-- Begin --

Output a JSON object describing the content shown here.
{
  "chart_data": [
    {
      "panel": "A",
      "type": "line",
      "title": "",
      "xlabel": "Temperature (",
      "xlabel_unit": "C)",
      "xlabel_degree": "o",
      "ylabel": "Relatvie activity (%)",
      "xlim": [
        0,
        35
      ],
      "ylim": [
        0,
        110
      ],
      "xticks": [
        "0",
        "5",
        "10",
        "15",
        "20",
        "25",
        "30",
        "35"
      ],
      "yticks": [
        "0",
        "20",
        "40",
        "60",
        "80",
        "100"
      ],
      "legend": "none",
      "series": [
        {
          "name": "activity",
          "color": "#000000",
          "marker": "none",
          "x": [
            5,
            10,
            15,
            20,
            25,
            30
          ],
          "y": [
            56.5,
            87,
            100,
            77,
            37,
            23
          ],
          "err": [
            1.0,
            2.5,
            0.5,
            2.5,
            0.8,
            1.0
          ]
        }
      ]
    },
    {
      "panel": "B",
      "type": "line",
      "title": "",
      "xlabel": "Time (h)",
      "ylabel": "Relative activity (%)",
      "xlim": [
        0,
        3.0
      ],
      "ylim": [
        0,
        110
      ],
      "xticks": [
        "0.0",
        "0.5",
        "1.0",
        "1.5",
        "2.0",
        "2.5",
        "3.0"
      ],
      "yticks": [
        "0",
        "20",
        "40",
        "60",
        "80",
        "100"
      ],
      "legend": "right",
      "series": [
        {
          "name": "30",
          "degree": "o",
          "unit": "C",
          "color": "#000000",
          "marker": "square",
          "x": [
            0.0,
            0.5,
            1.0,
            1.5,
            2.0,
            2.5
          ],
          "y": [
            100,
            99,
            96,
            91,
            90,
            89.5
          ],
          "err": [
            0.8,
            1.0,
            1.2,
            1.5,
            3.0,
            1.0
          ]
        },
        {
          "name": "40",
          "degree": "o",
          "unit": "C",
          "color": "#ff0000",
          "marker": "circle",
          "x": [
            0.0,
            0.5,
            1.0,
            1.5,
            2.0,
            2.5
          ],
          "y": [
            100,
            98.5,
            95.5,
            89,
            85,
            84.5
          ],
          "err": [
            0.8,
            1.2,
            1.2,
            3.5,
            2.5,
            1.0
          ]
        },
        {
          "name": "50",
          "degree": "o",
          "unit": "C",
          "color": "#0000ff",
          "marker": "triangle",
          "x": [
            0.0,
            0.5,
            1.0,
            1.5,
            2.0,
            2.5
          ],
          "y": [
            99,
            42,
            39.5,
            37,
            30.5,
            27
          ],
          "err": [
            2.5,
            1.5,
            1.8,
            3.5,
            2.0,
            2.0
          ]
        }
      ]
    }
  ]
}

-- End --

▸ **Task goal**
Print the entries exactly. Include every one.

▸ **Exercise solution**
Output a JSON object describing the content shown here.
{
  "chart_data": [
    {
      "panel": "A",
      "type": "line",
      "title": "",
      "xlabel": "Temperature (",
      "xlabel_unit": "C)",
      "xlabel_degree": "o",
      "ylabel": "Relatvie activity (%)",
      "xlim": [
        0,
        35
      ],
      "ylim": [
        0,
        110
      ],
      "xticks": [
        "0",
        "5",
        "10",
        "15",
        "20",
        "25",
        "30",
        "35"
      ],
      "yticks": [
        "0",
        "20",
        "40",
        "60",
        "80",
        "100"
      ],
      "legend": "none",
      "series": [
        {
          "name": "activity",
          "color": "#000000",
          "marker": "none",
          "x": [
            5,
            10,
            15,
            20,
            25,
            30
          ],
          "y": [
            56.5,
            87,
            100,
            77,
            37,
            23
          ],
          "err": [
            1.0,
            2.5,
            0.5,
            2.5,
            0.8,
            1.0
          ]
        }
      ]
    },
    {
      "panel": "B",
      "type": "line",
      "title": "",
      "xlabel": "Time (h)",
      "ylabel": "Relative activity (%)",
      "xlim": [
        0,
        3.0
      ],
      "ylim": [
        0,
        110
      ],
      "xticks": [
        "0.0",
        "0.5",
        "1.0",
        "1.5",
        "2.0",
        "2.5",
        "3.0"
      ],
      "yticks": [
        "0",
        "20",
        "40",
        "60",
        "80",
        "100"
      ],
      "legend": "right",
      "series": [
        {
          "name": "30",
          "degree": "o",
          "unit": "C",
          "color": "#000000",
          "marker": "square",
          "x": [
            0.0,
            0.5,
            1.0,
            1.5,
            2.0,
            2.5
          ],
          "y": [
            100,
            99,
            96,
            91,
            90,
            89.5
          ],
          "err": [
            0.8,
            1.0,
            1.2,
            1.5,
            3.0,
            1.0
          ]
        },
        {
          "name": "40",
          "degree": "o",
          "unit": "C",
          "color": "#ff0000",
          "marker": "circle",
          "x": [
            0.0,
            0.5,
            1.0,
            1.5,
            2.0,
            2.5
          ],
          "y": [
            100,
            98.5,
            95.5,
            89,
            85,
            84.5
          ],
          "err": [
            0.8,
            1.2,
            1.2,
            3.5,
            2.5,
            1.0
          ]
        },
        {
          "name": "50",
          "degree": "o",
          "unit": "C",
          "color": "#0000ff",
          "marker": "triangle",
          "x": [
            0.0,
            0.5,
            1.0,
            1.5,
            2.0,
            2.5
          ],
          "y": [
            99,
            42,
            39.5,
            37,
            30.5,
            27
          ],
          "err": [
            2.5,
            1.5,
            1.8,
            3.5,
            2.0,
            2.0
          ]
        }
      ]
    }
  ]
}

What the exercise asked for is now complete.